▸ **Task to carry out**: From the listing below, pull each line that includes "axes".

▸ **Input material**:
────────────────

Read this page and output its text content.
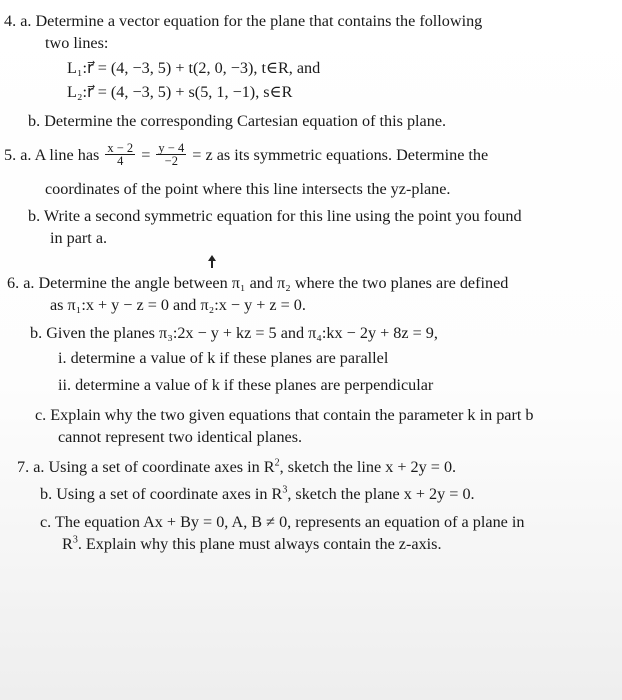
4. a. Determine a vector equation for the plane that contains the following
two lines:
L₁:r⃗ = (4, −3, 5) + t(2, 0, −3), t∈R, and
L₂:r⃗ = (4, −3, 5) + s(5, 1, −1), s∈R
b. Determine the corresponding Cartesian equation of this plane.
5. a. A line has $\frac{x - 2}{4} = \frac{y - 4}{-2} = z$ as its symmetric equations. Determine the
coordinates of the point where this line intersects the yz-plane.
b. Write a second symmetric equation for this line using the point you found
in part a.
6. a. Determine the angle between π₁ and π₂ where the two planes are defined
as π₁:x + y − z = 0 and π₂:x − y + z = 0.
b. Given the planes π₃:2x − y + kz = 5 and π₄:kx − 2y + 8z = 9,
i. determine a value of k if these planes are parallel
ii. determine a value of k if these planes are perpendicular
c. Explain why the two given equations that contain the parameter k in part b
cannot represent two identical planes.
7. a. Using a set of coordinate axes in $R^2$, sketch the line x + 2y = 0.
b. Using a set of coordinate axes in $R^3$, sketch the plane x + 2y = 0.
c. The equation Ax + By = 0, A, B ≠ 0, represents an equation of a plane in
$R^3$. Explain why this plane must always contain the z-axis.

────────────────

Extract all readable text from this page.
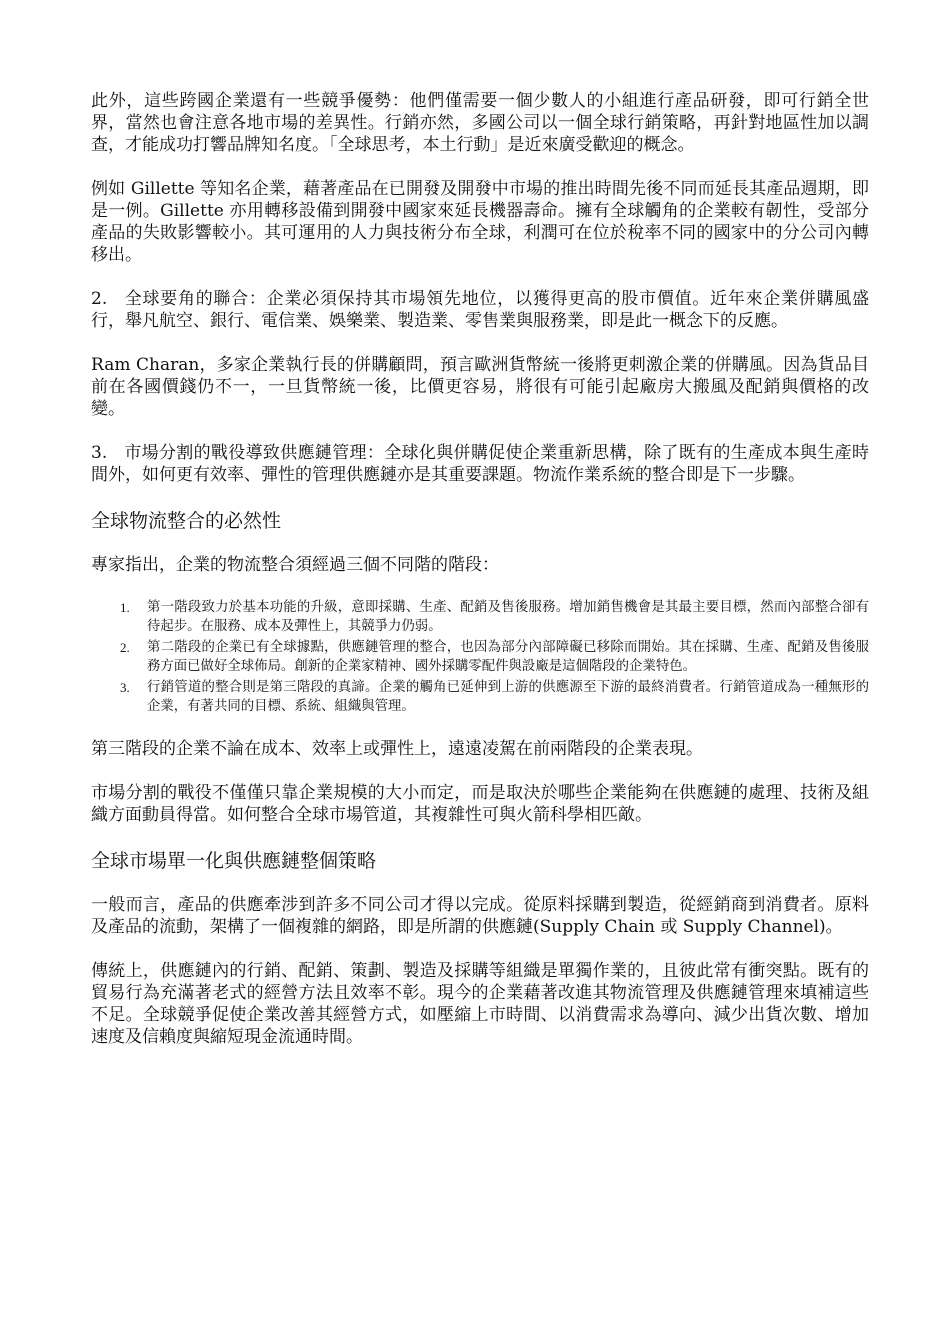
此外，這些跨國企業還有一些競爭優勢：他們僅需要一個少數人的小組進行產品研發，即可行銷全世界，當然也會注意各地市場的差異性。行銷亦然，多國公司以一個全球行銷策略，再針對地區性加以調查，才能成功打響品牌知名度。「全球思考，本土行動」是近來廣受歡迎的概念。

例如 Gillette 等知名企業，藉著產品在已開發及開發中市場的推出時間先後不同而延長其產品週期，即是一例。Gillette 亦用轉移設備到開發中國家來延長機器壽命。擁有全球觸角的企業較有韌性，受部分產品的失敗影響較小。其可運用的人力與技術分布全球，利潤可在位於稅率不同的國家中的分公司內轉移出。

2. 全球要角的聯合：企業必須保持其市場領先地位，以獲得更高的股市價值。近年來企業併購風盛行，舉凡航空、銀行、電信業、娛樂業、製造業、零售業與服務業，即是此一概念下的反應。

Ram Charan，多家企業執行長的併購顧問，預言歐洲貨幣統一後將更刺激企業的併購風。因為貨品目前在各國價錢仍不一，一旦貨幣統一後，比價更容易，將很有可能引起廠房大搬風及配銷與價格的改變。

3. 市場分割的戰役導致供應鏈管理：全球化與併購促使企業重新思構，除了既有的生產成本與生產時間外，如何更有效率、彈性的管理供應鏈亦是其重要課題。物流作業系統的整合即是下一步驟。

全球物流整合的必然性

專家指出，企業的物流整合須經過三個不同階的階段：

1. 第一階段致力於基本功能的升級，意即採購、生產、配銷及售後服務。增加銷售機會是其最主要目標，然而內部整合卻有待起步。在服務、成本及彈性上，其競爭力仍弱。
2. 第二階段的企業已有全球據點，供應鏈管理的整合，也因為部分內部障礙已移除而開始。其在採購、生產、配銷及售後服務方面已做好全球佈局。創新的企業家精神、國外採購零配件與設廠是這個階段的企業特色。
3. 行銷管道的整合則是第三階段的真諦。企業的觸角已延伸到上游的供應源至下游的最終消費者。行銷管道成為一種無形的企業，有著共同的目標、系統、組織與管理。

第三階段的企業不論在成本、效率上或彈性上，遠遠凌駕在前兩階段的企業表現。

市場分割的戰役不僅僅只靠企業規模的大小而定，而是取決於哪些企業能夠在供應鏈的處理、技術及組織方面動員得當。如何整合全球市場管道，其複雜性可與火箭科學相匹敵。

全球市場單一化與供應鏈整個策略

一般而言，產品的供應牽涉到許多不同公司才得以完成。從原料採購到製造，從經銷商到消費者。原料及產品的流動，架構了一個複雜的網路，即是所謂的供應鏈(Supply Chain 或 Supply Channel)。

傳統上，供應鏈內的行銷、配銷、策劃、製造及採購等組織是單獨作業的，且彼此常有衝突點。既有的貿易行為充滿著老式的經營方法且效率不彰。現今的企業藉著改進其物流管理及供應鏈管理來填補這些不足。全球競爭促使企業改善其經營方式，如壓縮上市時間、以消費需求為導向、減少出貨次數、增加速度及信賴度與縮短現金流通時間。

────────────────

▸ **Complete response**:
7. a. Using a set of coordinate axes in $R^2$, sketch the line x + 2y = 0.
b. Using a set of coordinate axes in $R^3$, sketch the plane x + 2y = 0.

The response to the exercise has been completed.